>> Start
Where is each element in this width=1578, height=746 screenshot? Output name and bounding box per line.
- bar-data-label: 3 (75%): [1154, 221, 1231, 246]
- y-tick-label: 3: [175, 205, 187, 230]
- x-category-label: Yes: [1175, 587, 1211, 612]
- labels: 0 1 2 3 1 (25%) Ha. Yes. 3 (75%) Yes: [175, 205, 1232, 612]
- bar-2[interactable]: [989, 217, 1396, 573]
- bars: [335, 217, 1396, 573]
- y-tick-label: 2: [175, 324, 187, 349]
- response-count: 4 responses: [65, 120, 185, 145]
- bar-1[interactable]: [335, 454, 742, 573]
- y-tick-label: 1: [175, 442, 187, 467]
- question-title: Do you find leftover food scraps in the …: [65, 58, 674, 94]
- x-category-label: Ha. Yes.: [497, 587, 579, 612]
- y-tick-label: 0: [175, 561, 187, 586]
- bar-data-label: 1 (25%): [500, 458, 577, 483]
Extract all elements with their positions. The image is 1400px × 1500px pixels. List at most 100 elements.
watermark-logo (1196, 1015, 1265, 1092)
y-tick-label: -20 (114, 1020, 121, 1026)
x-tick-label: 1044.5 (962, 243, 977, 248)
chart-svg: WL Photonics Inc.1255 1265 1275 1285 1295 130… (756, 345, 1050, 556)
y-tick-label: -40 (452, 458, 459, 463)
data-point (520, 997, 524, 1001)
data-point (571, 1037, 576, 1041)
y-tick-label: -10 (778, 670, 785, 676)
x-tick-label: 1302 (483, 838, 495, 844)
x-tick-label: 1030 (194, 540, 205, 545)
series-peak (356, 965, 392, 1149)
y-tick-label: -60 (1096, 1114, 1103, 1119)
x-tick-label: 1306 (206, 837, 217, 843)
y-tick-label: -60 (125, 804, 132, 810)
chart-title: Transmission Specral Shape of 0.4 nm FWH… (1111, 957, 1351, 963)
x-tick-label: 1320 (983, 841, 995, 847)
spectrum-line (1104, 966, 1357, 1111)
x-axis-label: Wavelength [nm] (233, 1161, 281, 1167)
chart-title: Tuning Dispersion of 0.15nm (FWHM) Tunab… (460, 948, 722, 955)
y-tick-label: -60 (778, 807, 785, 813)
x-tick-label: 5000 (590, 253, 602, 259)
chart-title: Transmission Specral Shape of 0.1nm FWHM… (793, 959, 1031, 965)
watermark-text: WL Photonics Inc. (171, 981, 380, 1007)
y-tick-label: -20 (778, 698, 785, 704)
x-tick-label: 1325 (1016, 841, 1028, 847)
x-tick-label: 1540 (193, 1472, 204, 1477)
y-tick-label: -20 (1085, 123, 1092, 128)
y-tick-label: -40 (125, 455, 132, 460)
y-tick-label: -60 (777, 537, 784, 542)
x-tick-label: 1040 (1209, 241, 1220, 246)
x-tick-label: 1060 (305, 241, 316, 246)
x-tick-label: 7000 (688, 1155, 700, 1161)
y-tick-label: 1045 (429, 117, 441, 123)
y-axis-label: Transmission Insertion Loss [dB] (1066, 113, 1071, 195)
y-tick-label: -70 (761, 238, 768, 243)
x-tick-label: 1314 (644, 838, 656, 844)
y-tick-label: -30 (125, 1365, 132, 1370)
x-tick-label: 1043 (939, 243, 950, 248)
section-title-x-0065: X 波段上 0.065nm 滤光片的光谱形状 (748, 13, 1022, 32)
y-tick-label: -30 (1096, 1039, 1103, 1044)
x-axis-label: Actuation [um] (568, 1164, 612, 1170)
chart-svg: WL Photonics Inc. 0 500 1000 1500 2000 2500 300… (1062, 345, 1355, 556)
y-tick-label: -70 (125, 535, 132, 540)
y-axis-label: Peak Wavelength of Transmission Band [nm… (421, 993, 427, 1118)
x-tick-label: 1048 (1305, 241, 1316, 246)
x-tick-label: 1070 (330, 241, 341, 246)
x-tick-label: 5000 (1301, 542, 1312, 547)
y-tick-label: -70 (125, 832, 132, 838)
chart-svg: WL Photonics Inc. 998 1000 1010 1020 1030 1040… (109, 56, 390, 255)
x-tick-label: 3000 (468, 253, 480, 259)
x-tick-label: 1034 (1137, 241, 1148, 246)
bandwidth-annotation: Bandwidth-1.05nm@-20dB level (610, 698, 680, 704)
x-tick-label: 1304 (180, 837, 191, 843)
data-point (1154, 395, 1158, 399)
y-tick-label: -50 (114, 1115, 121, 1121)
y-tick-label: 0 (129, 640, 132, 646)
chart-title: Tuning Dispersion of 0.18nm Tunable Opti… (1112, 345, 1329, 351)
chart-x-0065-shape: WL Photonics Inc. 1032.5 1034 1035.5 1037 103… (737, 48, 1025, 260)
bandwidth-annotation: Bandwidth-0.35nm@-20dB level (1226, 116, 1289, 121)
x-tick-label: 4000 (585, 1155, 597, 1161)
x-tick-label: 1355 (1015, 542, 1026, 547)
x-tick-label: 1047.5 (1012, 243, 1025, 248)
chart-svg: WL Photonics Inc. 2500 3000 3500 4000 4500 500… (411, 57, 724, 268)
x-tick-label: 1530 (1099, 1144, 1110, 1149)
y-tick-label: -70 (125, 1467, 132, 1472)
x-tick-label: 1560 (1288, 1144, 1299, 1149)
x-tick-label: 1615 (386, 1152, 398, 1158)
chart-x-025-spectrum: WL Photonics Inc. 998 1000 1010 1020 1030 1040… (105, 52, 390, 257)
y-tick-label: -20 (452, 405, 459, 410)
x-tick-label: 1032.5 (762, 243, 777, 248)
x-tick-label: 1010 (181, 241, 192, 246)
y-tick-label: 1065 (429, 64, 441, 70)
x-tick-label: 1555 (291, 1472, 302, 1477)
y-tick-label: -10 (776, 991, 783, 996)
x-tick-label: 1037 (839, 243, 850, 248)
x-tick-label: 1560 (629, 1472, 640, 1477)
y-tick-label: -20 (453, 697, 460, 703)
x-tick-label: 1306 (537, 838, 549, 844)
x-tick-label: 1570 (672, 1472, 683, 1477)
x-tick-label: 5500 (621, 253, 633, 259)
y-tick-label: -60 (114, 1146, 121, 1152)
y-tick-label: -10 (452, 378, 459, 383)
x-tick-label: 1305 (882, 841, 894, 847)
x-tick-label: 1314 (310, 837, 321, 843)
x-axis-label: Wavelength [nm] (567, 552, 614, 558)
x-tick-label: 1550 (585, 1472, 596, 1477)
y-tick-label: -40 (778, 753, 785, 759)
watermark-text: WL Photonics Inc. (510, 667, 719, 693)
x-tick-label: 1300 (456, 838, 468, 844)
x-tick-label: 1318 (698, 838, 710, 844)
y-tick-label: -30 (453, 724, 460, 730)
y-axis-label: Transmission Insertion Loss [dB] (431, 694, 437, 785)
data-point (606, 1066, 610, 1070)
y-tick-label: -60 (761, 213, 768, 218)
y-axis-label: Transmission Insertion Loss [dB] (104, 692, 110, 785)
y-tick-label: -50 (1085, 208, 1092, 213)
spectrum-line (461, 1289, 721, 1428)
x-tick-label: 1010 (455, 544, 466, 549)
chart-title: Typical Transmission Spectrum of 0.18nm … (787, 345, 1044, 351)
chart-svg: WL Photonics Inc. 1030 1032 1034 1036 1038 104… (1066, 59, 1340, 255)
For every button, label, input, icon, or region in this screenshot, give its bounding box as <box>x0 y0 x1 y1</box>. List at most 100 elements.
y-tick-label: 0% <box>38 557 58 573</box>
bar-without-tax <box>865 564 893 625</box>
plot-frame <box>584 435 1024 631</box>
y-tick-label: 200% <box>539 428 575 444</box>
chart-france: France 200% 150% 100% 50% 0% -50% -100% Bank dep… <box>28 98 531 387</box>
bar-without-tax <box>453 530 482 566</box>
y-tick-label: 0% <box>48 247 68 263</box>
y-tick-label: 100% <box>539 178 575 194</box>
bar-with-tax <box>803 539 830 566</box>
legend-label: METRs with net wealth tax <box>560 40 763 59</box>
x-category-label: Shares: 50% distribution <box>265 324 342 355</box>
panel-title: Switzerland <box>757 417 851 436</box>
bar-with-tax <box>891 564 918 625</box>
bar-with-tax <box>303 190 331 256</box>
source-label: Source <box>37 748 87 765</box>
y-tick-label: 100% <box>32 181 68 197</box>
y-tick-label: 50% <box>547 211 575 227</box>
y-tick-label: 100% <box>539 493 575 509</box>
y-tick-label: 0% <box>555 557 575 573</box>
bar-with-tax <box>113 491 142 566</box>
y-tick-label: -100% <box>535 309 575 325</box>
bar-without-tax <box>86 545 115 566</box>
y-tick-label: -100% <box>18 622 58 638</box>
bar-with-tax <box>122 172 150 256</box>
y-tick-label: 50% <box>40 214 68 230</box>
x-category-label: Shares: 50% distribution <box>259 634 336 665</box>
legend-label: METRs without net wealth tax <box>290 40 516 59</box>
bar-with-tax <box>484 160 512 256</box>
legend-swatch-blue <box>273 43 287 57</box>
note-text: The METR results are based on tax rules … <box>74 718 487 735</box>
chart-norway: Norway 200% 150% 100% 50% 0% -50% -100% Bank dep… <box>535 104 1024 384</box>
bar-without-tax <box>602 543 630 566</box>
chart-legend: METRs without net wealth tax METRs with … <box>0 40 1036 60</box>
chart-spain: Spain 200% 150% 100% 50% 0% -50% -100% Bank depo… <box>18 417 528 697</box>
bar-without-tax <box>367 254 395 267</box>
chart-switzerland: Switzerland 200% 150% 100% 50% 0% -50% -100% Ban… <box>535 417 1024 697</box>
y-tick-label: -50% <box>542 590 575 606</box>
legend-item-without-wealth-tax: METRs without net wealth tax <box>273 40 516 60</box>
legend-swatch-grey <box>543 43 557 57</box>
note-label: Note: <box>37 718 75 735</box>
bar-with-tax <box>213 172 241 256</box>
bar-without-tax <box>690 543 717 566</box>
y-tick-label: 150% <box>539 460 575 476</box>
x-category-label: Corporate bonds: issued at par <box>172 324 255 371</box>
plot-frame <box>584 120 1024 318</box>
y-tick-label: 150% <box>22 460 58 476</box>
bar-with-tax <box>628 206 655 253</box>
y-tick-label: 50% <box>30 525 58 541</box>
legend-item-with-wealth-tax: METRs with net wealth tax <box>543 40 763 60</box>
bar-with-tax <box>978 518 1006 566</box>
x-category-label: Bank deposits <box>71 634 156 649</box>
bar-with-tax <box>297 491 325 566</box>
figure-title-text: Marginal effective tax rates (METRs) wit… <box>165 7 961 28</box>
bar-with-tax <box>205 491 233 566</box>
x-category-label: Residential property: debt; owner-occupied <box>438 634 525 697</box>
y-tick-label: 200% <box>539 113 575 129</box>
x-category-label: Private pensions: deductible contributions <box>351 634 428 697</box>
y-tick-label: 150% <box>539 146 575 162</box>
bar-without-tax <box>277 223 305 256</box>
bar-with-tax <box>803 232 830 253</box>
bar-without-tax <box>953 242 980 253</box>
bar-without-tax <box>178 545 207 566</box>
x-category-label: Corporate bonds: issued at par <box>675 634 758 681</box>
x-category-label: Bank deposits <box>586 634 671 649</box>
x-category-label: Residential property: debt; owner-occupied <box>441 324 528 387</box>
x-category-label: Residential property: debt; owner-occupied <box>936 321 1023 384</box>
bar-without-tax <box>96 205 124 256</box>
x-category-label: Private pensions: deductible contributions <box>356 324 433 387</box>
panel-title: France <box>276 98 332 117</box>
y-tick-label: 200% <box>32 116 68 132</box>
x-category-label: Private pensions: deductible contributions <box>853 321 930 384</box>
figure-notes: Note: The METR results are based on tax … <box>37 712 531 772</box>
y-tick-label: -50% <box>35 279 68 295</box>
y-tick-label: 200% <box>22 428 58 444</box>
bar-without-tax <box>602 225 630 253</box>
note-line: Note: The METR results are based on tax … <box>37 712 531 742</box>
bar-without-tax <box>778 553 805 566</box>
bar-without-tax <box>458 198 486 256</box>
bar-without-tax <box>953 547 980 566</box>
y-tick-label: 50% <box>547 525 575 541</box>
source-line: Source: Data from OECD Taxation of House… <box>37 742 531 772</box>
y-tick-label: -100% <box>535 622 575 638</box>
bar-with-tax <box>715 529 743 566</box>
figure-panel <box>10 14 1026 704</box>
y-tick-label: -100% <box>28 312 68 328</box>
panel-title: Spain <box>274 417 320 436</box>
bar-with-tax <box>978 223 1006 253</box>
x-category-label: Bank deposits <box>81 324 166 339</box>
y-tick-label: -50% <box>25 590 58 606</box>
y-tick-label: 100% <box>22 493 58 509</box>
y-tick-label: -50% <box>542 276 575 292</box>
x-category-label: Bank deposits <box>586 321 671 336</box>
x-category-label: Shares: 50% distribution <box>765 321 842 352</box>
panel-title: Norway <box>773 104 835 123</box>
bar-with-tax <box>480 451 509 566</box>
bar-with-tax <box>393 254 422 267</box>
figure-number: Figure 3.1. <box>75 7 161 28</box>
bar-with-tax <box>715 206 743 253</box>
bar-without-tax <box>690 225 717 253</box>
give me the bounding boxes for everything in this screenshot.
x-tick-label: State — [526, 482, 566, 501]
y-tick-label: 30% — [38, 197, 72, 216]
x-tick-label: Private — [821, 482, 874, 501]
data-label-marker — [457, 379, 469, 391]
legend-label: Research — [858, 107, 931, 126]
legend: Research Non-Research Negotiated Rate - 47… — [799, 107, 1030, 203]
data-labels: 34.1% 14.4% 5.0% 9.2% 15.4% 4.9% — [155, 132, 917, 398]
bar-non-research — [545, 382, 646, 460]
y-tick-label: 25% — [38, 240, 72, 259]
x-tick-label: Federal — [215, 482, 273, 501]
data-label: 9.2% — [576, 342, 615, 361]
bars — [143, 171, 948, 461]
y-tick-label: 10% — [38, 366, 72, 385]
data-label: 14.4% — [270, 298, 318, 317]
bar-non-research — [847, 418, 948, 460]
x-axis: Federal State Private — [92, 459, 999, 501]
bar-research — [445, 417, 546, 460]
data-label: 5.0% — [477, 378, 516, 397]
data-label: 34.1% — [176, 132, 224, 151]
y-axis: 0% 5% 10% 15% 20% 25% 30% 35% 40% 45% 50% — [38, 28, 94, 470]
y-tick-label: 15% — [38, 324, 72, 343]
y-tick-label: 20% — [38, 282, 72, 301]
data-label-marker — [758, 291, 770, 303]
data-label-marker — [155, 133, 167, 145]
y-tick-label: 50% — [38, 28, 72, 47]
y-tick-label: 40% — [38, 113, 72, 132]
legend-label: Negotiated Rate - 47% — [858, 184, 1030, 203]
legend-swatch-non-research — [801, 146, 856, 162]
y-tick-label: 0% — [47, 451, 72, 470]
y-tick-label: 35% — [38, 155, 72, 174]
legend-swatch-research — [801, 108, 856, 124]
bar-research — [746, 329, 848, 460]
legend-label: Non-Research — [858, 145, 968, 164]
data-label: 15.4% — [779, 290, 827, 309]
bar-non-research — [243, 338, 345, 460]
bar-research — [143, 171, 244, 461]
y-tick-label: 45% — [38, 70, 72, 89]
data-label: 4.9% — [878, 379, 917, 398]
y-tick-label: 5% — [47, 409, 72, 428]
>> End
SET TASK: Extract the rows from the first one through the row containing "- y-tick-label: 0: [175, 561, 187, 586]", both included, and reproduce them unchanged.

PROBLEM SOLUTION:
Where is each element in this width=1578, height=746 screenshot? Output name and bounding box per line.
- bar-data-label: 3 (75%): [1154, 221, 1231, 246]
- y-tick-label: 3: [175, 205, 187, 230]
- x-category-label: Yes: [1175, 587, 1211, 612]
- labels: 0 1 2 3 1 (25%) Ha. Yes. 3 (75%) Yes: [175, 205, 1232, 612]
- bar-2[interactable]: [989, 217, 1396, 573]
- bars: [335, 217, 1396, 573]
- y-tick-label: 2: [175, 324, 187, 349]
- response-count: 4 responses: [65, 120, 185, 145]
- bar-1[interactable]: [335, 454, 742, 573]
- y-tick-label: 1: [175, 442, 187, 467]
- question-title: Do you find leftover food scraps in the …: [65, 58, 674, 94]
- x-category-label: Ha. Yes.: [497, 587, 579, 612]
- y-tick-label: 0: [175, 561, 187, 586]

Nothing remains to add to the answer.